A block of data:
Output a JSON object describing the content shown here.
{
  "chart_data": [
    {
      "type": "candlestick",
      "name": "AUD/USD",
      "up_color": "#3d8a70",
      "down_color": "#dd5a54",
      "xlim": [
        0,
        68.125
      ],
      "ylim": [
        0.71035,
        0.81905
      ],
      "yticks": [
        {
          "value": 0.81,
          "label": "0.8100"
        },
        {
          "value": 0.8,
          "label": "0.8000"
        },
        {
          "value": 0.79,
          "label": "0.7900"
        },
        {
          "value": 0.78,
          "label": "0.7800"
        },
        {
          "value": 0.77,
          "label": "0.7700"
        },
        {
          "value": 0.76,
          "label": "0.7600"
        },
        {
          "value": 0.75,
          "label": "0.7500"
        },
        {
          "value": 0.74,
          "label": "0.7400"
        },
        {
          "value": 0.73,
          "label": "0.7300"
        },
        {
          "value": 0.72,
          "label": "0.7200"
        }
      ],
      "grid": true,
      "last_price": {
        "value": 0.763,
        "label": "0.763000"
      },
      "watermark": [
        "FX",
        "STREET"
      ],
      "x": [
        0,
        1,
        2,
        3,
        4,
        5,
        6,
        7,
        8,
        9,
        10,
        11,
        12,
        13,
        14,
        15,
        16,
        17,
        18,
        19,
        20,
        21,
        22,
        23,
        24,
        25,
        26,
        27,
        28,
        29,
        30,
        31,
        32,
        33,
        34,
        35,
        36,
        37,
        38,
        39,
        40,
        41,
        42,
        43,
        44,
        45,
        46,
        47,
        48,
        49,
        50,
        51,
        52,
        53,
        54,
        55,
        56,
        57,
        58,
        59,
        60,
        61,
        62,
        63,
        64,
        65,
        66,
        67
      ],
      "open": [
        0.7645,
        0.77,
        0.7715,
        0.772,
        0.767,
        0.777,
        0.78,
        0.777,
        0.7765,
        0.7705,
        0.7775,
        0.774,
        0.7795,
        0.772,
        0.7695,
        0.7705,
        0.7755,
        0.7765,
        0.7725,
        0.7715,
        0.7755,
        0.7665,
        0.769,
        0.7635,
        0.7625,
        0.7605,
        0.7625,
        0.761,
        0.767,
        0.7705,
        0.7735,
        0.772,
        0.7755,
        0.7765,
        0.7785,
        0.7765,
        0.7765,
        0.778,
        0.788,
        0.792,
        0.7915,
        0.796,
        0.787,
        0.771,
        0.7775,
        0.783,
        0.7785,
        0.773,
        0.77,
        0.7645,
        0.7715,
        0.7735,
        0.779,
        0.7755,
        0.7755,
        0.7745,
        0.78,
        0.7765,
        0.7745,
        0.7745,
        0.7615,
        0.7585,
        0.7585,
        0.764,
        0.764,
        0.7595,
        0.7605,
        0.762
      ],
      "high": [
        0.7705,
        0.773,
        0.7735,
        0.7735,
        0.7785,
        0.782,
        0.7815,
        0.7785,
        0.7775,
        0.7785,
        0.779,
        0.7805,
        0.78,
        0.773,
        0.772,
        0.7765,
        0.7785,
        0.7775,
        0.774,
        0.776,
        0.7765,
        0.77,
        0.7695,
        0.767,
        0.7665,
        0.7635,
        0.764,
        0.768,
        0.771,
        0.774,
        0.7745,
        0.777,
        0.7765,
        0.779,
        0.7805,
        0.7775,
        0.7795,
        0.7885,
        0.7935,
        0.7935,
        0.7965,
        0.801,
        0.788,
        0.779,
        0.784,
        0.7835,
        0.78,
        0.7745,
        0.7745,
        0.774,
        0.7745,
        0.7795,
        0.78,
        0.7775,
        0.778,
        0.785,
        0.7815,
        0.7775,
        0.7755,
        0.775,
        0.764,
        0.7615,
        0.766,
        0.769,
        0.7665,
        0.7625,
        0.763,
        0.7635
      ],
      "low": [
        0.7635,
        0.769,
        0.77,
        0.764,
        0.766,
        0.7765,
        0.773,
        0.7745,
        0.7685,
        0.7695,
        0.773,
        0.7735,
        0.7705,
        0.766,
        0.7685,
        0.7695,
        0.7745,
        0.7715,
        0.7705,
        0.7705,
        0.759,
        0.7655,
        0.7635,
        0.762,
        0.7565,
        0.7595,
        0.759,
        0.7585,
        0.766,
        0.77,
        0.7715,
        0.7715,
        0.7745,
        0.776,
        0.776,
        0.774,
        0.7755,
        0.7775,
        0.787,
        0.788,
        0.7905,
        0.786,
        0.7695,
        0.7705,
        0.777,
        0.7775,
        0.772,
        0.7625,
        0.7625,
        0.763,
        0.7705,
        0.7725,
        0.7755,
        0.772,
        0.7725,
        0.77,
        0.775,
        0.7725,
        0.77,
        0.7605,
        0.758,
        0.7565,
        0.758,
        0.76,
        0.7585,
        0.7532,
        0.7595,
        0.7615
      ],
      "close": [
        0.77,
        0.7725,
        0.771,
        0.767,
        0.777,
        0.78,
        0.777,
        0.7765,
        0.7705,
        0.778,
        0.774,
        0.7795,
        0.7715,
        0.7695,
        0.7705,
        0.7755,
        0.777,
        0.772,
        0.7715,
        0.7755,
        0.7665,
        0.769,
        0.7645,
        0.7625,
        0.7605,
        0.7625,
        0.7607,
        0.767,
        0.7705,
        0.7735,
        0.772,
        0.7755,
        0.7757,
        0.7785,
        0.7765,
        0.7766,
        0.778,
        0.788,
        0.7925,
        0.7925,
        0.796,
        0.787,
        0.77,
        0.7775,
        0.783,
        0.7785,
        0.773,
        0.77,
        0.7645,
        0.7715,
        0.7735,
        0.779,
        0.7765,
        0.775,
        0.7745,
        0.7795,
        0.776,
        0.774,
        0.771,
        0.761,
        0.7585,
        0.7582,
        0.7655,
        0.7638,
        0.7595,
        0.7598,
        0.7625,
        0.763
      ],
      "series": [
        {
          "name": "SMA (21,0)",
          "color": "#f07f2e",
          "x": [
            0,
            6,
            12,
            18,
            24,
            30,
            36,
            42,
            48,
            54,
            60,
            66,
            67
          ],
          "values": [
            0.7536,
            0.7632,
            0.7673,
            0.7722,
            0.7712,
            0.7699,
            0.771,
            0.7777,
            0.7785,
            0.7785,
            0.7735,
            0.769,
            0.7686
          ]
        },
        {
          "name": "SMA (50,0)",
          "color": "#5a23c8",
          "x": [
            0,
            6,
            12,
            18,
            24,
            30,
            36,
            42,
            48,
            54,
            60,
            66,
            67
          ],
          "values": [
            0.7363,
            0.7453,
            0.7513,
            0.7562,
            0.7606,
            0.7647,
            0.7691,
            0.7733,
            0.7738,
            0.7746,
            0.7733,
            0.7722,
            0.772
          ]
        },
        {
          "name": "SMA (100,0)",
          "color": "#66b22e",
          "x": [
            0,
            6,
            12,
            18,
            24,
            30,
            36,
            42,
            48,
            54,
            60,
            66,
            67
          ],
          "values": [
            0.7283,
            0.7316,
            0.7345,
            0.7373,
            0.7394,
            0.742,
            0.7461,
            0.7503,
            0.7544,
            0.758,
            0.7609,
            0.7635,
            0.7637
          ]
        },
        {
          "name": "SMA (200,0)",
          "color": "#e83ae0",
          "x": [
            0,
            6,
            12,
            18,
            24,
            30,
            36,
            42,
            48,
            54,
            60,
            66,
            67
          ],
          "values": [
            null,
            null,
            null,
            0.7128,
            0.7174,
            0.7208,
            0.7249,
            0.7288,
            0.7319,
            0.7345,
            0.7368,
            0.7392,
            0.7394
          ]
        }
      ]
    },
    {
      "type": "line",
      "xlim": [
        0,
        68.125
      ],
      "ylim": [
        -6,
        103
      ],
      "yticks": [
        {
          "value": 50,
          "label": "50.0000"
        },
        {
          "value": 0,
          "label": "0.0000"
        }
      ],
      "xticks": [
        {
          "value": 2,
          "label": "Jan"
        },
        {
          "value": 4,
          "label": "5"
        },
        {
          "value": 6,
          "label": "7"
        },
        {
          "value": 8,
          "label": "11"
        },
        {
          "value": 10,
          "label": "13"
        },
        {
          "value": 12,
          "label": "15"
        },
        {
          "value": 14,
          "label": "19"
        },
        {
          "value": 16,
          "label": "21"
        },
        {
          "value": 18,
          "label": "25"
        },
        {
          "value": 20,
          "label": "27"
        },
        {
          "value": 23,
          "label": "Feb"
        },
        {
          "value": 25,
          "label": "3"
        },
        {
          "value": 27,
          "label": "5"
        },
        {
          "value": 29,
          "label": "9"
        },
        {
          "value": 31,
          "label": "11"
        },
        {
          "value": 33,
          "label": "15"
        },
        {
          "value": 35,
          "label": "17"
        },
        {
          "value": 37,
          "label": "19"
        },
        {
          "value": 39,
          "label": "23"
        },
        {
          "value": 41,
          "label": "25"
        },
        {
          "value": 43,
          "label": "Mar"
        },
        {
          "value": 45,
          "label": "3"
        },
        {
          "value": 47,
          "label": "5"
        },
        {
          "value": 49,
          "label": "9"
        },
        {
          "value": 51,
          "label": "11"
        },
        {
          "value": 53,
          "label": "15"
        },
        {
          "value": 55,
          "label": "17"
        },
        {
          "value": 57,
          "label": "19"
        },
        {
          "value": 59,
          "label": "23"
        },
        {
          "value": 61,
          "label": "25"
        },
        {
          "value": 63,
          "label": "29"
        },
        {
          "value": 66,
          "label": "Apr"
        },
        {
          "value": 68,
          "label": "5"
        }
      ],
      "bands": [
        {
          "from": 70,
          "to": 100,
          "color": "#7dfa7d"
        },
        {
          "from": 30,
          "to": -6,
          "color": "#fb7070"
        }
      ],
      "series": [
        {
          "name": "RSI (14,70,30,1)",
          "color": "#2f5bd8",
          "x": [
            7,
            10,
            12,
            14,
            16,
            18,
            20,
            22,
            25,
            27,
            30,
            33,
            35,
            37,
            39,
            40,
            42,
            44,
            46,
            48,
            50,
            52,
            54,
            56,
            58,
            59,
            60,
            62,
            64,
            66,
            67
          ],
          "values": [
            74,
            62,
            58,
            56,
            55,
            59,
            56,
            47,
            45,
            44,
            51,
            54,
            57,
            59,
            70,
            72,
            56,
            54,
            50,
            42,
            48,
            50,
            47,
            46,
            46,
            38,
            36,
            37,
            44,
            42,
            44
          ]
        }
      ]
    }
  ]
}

Stated goal: Collect each line containing the string "name".

Task answer:
      "name": "AUD/USD",
          "name": "SMA (21,0)",
          "name": "SMA (50,0)",
          "name": "SMA (100,0)",
          "name": "SMA (200,0)",
          "name": "RSI (14,70,30,1)",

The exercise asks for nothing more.